BZOJ 2527 Meteors | 整体二分

BZOJ 2527 Meteors

题意

一个圆环上有m个位置，编号为1~m，分别属于n个国家。
有k个时刻，每个时刻都会给圆环上的一个区间中每个位置的值加上一个数。
每个国家有一个目标，问对于每个国家，哪个时刻它拥有的每个位置的数值之和会达到它的目标。

题解

这道题也是一道整体二分题。二分到达目标的时间mid，将l~mid的每个修改操作在树状数组中执行，然后看每个当前询问集合中的国家是否达到了目标，达到的放左边，没达到的放右边。

#include <cstdio>
#include <cmath>
#include <cstring>
#include <algorithm>
#include <complex>
#define space putchar(' ')
#define enter putchar('\n')
using namespace std;
typedef long long ll;
template <class T>
void read(T &x){
    char c;
    bool op = 0;
    while(c = getchar(), c < '0' || c > '9')
	if(c == '-') op = 1;
    x = c - '0';
    while(c = getchar(), c >= '0' && c <= '9')

(边界框条目)
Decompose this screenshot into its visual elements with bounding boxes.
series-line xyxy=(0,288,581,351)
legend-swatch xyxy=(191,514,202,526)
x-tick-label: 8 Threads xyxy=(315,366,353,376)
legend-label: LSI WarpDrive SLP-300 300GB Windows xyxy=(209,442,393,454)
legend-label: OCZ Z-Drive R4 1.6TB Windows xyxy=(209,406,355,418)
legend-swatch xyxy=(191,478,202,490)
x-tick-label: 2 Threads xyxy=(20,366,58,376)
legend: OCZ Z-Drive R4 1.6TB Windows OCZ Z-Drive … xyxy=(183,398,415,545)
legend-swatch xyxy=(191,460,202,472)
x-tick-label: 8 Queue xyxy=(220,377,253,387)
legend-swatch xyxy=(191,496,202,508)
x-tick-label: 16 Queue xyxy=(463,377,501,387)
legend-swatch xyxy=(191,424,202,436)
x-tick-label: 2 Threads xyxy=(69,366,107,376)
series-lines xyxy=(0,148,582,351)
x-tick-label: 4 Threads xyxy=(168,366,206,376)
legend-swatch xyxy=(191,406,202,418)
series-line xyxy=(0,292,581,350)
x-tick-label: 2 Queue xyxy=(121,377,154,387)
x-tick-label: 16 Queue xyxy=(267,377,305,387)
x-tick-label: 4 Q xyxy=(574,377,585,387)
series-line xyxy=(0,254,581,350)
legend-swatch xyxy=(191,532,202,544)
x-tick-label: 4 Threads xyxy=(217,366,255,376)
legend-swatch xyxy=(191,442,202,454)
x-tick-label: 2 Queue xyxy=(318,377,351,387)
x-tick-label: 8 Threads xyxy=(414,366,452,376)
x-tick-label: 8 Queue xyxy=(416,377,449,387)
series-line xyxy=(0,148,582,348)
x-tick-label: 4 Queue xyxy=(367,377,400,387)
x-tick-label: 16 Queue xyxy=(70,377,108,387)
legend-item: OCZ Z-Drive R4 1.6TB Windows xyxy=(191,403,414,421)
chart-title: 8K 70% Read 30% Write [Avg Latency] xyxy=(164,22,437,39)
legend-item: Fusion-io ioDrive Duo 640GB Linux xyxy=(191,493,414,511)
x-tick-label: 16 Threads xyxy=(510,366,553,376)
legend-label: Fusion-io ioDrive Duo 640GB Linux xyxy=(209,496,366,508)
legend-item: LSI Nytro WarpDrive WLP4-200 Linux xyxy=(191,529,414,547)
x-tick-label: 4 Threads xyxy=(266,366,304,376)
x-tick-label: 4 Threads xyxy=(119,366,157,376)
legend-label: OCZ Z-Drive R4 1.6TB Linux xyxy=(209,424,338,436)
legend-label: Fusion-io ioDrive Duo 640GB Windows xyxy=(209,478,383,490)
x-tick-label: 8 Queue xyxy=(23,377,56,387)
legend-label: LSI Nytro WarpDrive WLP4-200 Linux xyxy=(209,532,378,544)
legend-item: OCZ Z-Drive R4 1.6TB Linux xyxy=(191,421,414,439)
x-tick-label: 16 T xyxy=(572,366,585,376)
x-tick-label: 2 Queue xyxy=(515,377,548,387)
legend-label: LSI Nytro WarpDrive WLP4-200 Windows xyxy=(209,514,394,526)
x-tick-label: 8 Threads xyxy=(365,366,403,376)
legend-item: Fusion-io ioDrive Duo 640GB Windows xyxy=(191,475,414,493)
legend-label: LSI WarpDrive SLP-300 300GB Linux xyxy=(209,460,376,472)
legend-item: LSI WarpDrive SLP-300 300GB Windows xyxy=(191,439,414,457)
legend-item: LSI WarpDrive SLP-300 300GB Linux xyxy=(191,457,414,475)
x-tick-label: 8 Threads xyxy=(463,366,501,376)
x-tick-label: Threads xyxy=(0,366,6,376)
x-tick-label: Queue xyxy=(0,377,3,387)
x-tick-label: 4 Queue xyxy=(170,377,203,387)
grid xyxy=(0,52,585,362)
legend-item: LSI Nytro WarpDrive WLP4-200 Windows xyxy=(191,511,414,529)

题目要求: 请判断以下三项陈述是否与上文关于 Meteors 一题的原文相符，逐项回答"是"或"否"，并原样引用原文中起决定作用的语句：1. 圆环上的位置编号为1~m，分属n个国家。2. 二分时，l~mid的修改操作在线段树中执行。3. 未达到目标的国家被放在左边。

正确答案:
1. 是。"一个圆环上有m个位置，编号为1~m，分别属于n个国家。"
2. 否。"将l~mid的每个修改操作在树状数组中执行"
3. 否。"达到的放左边，没达到的放右边。"